* [STATED TASK]:
Omit every picture, then give all the entries again exactly.

════════════════

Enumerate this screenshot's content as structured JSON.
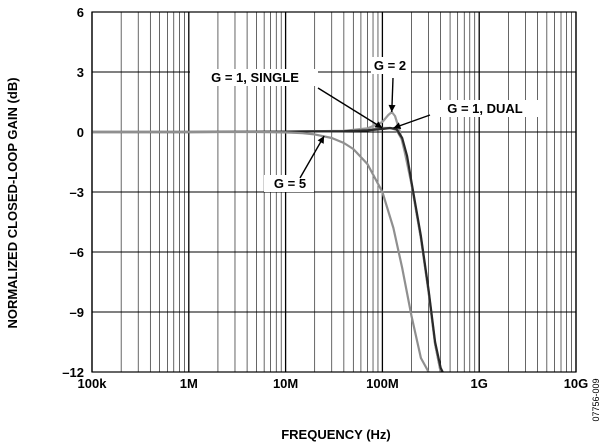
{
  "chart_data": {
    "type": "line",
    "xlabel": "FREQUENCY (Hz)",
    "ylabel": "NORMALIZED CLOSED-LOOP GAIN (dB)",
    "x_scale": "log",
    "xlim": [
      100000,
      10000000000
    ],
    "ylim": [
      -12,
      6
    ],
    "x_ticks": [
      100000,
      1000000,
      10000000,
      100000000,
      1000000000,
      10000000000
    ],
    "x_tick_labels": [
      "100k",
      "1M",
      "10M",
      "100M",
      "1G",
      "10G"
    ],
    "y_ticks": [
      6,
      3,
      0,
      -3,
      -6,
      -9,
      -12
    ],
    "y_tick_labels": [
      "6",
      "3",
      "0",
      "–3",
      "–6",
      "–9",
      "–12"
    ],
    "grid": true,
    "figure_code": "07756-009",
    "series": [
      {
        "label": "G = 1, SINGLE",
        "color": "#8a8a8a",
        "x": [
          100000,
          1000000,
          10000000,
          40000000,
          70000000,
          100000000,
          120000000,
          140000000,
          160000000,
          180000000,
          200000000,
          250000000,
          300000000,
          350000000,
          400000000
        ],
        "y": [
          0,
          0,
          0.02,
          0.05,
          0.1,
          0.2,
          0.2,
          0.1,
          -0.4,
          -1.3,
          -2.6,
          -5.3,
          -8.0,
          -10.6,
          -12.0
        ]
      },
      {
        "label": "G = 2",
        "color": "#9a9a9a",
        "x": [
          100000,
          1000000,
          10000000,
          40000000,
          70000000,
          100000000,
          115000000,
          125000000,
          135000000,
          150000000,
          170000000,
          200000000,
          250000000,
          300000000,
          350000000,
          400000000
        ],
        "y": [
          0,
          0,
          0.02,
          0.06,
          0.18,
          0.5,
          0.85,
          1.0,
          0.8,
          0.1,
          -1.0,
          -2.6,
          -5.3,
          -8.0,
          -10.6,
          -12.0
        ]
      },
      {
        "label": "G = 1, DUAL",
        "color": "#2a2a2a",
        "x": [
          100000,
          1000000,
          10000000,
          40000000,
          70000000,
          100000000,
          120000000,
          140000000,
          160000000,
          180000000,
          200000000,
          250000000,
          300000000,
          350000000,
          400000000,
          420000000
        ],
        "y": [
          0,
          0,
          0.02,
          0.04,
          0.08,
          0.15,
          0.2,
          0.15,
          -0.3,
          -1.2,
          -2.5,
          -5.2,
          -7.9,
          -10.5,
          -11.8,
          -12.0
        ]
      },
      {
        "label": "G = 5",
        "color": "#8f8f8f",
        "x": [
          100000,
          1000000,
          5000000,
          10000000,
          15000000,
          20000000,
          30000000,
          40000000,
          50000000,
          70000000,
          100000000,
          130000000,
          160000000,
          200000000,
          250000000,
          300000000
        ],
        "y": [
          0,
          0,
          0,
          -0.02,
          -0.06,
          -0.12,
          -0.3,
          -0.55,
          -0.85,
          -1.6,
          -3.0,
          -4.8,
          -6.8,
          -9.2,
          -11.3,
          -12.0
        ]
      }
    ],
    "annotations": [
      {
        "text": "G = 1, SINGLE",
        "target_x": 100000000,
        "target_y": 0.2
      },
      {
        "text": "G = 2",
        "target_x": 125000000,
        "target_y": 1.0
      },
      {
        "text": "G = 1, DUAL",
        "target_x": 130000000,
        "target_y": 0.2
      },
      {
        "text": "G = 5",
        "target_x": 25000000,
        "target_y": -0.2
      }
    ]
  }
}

════════════════

* [WRITTEN RESPONSE]:
Enumerate this screenshot's content as structured JSON.
{
  "chart_data": {
    "type": "line",
    "xlabel": "FREQUENCY (Hz)",
    "ylabel": "NORMALIZED CLOSED-LOOP GAIN (dB)",
    "x_scale": "log",
    "xlim": [
      100000,
      10000000000
    ],
    "ylim": [
      -12,
      6
    ],
    "x_ticks": [
      100000,
      1000000,
      10000000,
      100000000,
      1000000000,
      10000000000
    ],
    "x_tick_labels": [
      "100k",
      "1M",
      "10M",
      "100M",
      "1G",
      "10G"
    ],
    "y_ticks": [
      6,
      3,
      0,
      -3,
      -6,
      -9,
      -12
    ],
    "y_tick_labels": [
      "6",
      "3",
      "0",
      "–3",
      "–6",
      "–9",
      "–12"
    ],
    "grid": true,
    "figure_code": "07756-009",
    "series": [
      {
        "label": "G = 1, SINGLE",
        "color": "#8a8a8a",
        "x": [
          100000,
          1000000,
          10000000,
          40000000,
          70000000,
          100000000,
          120000000,
          140000000,
          160000000,
          180000000,
          200000000,
          250000000,
          300000000,
          350000000,
          400000000
        ],
        "y": [
          0,
          0,
          0.02,
          0.05,
          0.1,
          0.2,
          0.2,
          0.1,
          -0.4,
          -1.3,
          -2.6,
          -5.3,
          -8.0,
          -10.6,
          -12.0
        ]
      },
      {
        "label": "G = 2",
        "color": "#9a9a9a",
        "x": [
          100000,
          1000000,
          10000000,
          40000000,
          70000000,
          100000000,
          115000000,
          125000000,
          135000000,
          150000000,
          170000000,
          200000000,
          250000000,
          300000000,
          350000000,
          400000000
        ],
        "y": [
          0,
          0,
          0.02,
          0.06,
          0.18,
          0.5,
          0.85,
          1.0,
          0.8,
          0.1,
          -1.0,
          -2.6,
          -5.3,
          -8.0,
          -10.6,
          -12.0
        ]
      },
      {
        "label": "G = 1, DUAL",
        "color": "#2a2a2a",
        "x": [
          100000,
          1000000,
          10000000,
          40000000,
          70000000,
          100000000,
          120000000,
          140000000,
          160000000,
          180000000,
          200000000,
          250000000,
          300000000,
          350000000,
          400000000,
          420000000
        ],
        "y": [
          0,
          0,
          0.02,
          0.04,
          0.08,
          0.15,
          0.2,
          0.15,
          -0.3,
          -1.2,
          -2.5,
          -5.2,
          -7.9,
          -10.5,
          -11.8,
          -12.0
        ]
      },
      {
        "label": "G = 5",
        "color": "#8f8f8f",
        "x": [
          100000,
          1000000,
          5000000,
          10000000,
          15000000,
          20000000,
          30000000,
          40000000,
          50000000,
          70000000,
          100000000,
          130000000,
          160000000,
          200000000,
          250000000,
          300000000
        ],
        "y": [
          0,
          0,
          0,
          -0.02,
          -0.06,
          -0.12,
          -0.3,
          -0.55,
          -0.85,
          -1.6,
          -3.0,
          -4.8,
          -6.8,
          -9.2,
          -11.3,
          -12.0
        ]
      }
    ],
    "annotations": [
      {
        "text": "G = 1, SINGLE",
        "target_x": 100000000,
        "target_y": 0.2
      },
      {
        "text": "G = 2",
        "target_x": 125000000,
        "target_y": 1.0
      },
      {
        "text": "G = 1, DUAL",
        "target_x": 130000000,
        "target_y": 0.2
      },
      {
        "text": "G = 5",
        "target_x": 25000000,
        "target_y": -0.2
      }
    ]
  }
}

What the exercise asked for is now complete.